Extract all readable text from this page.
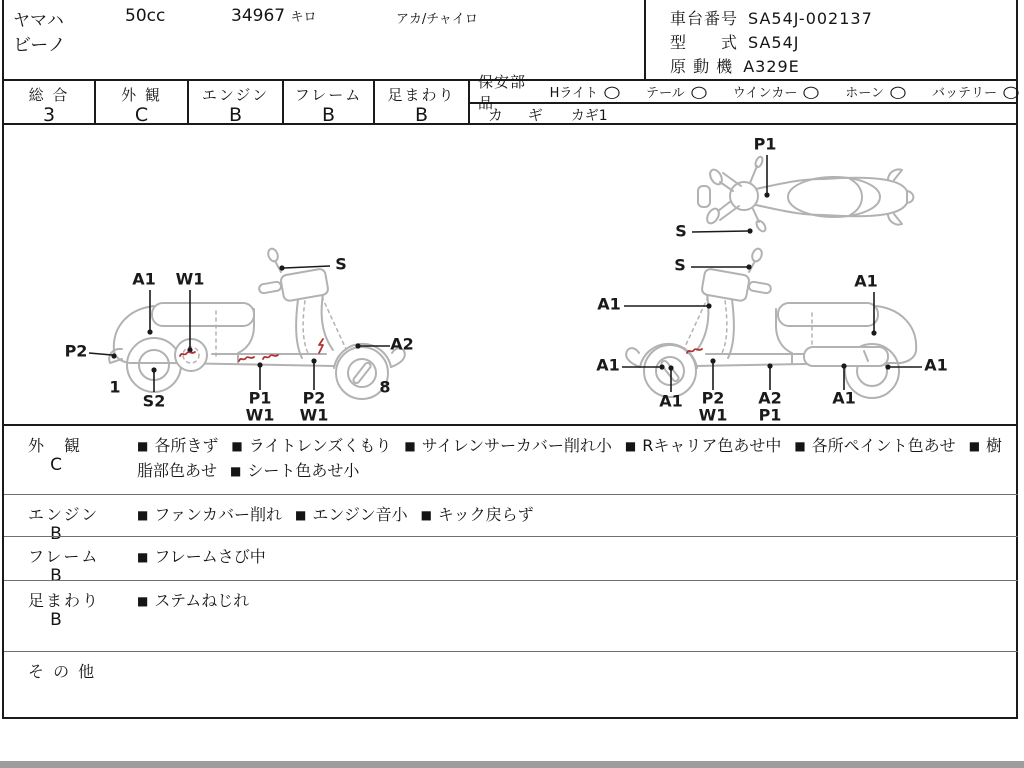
ヤマハ
ビーノ
50cc	34967 キロ	アカ/チャイロ	車台番号 SA54J-002137
型　　式 SA54J
原 動 機 A329E
総 合
3
外 観
C
エンジン
B
フレーム
B
足まわり
B
保安部品	Hライト ○ テール ○ ウインカー ○ ホーン ○ バッテリー ○
カ ギ カギ1
P1
S
A1 W1
S
P2
S2
1
P1
W1
P2
W1
A2
8
S
A1
A1
A1
A1 P2
W1
A2
P1
A1
A1
外　観
C
■ 各所きず ■ ライトレンズくもり ■ サイレンサーカバー削れ小 ■ Rキャリア色あせ中 ■ 各所ペイント色あせ ■ 樹脂部色あせ ■ シート色あせ小
エンジン
B
■ ファンカバー削れ ■ エンジン音小 ■ キック戻らず
フレーム
B
■ フレームさび中
足まわり
B
■ ステムねじれ
そ の 他
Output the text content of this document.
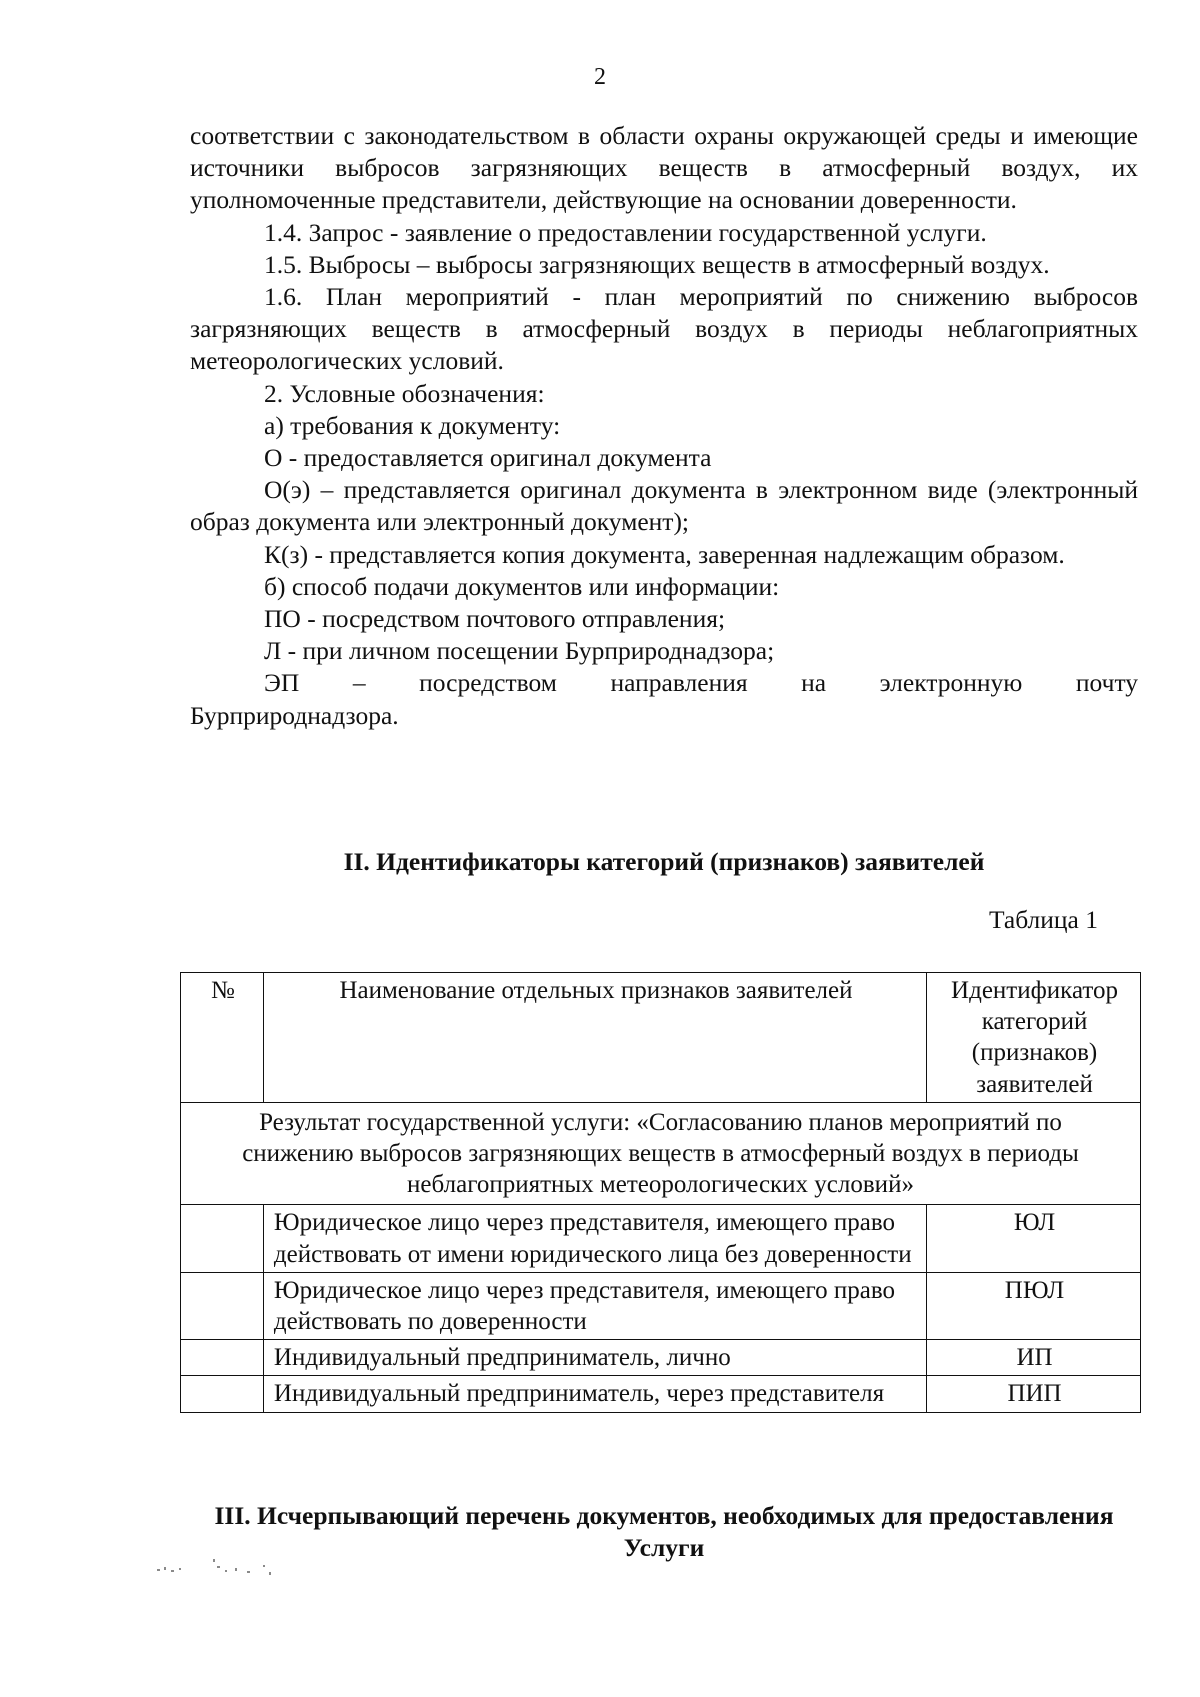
2

соответствии с законодательством в области охраны окружающей среды и имеющие источники выбросов загрязняющих веществ в атмосферный воздух, их уполномоченные представители, действующие на основании доверенности.

1.4. Запрос - заявление о предоставлении государственной услуги.

1.5. Выбросы – выбросы загрязняющих веществ в атмосферный воздух.

1.6. План мероприятий - план мероприятий по снижению выбросов загрязняющих веществ в атмосферный воздух в периоды неблагоприятных метеорологических условий.

2. Условные обозначения:

а) требования к документу:

О - предоставляется оригинал документа

О(э) – представляется оригинал документа в электронном виде (электронный образ документа или электронный документ);

К(з) - представляется копия документа, заверенная надлежащим образом.

б) способ подачи документов или информации:

ПО - посредством почтового отправления;

Л - при личном посещении Бурприроднадзора;

ЭП – посредством направления на электронную почту

Бурприроднадзора.

II. Идентификаторы категорий (признаков) заявителей
Таблица 1
№	Наименование отдельных признаков заявителей	Идентификатор категорий (признаков) заявителей
Результат государственной услуги: «Согласованию планов мероприятий по снижению выбросов загрязняющих веществ в атмосферный воздух в периоды неблагоприятных метеорологических условий»		
	Юридическое лицо через представителя, имеющего право действовать от имени юридического лица без доверенности	ЮЛ
	Юридическое лицо через представителя, имеющего право действовать по доверенности	ПЮЛ
	Индивидуальный предприниматель, лично	ИП
	Индивидуальный предприниматель, через представителя	ПИП
III. Исчерпывающий перечень документов, необходимых для предоставления Услуги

▬▬▬▬▬▬▬▬▬▬

(Task) Output the records above exactly as they are, leaving out the pictures.

(Answer to this task)
Extract all readable text from this page.
ヤマハ
ビーノ
50cc	34967 キロ	アカ/チャイロ	車台番号 SA54J-002137
型　　式 SA54J
原 動 機 A329E
総 合
3
外 観
C
エンジン
B
フレーム
B
足まわり
B
保安部品	Hライト ○ テール ○ ウインカー ○ ホーン ○ バッテリー ○
カ ギ カギ1
P1
S
A1 W1
S
P2
S2
1
P1
W1
P2
W1
A2
8
S
A1
A1
A1
A1 P2
W1
A2
P1
A1
A1
外　観
C
■ 各所きず ■ ライトレンズくもり ■ サイレンサーカバー削れ小 ■ Rキャリア色あせ中 ■ 各所ペイント色あせ ■ 樹脂部色あせ ■ シート色あせ小
エンジン
B
■ ファンカバー削れ ■ エンジン音小 ■ キック戻らず
フレーム
B
■ フレームさび中
足まわり
B
■ ステムねじれ
そ の 他
Output the text content of this document.
2

соответствии с законодательством в области охраны окружающей среды и имеющие источники выбросов загрязняющих веществ в атмосферный воздух, их уполномоченные представители, действующие на основании доверенности.

1.4. Запрос - заявление о предоставлении государственной услуги.

1.5. Выбросы – выбросы загрязняющих веществ в атмосферный воздух.

1.6. План мероприятий - план мероприятий по снижению выбросов загрязняющих веществ в атмосферный воздух в периоды неблагоприятных метеорологических условий.

2. Условные обозначения:

а) требования к документу:

О - предоставляется оригинал документа

О(э) – представляется оригинал документа в электронном виде (электронный образ документа или электронный документ);

К(з) - представляется копия документа, заверенная надлежащим образом.

б) способ подачи документов или информации:

ПО - посредством почтового отправления;

Л - при личном посещении Бурприроднадзора;

ЭП – посредством направления на электронную почту

Бурприроднадзора.

II. Идентификаторы категорий (признаков) заявителей
Таблица 1
№	Наименование отдельных признаков заявителей	Идентификатор категорий (признаков) заявителей
Результат государственной услуги: «Согласованию планов мероприятий по снижению выбросов загрязняющих веществ в атмосферный воздух в периоды неблагоприятных метеорологических условий»		
	Юридическое лицо через представителя, имеющего право действовать от имени юридического лица без доверенности	ЮЛ
	Юридическое лицо через представителя, имеющего право действовать по доверенности	ПЮЛ
	Индивидуальный предприниматель, лично	ИП
	Индивидуальный предприниматель, через представителя	ПИП
III. Исчерпывающий перечень документов, необходимых для предоставления Услуги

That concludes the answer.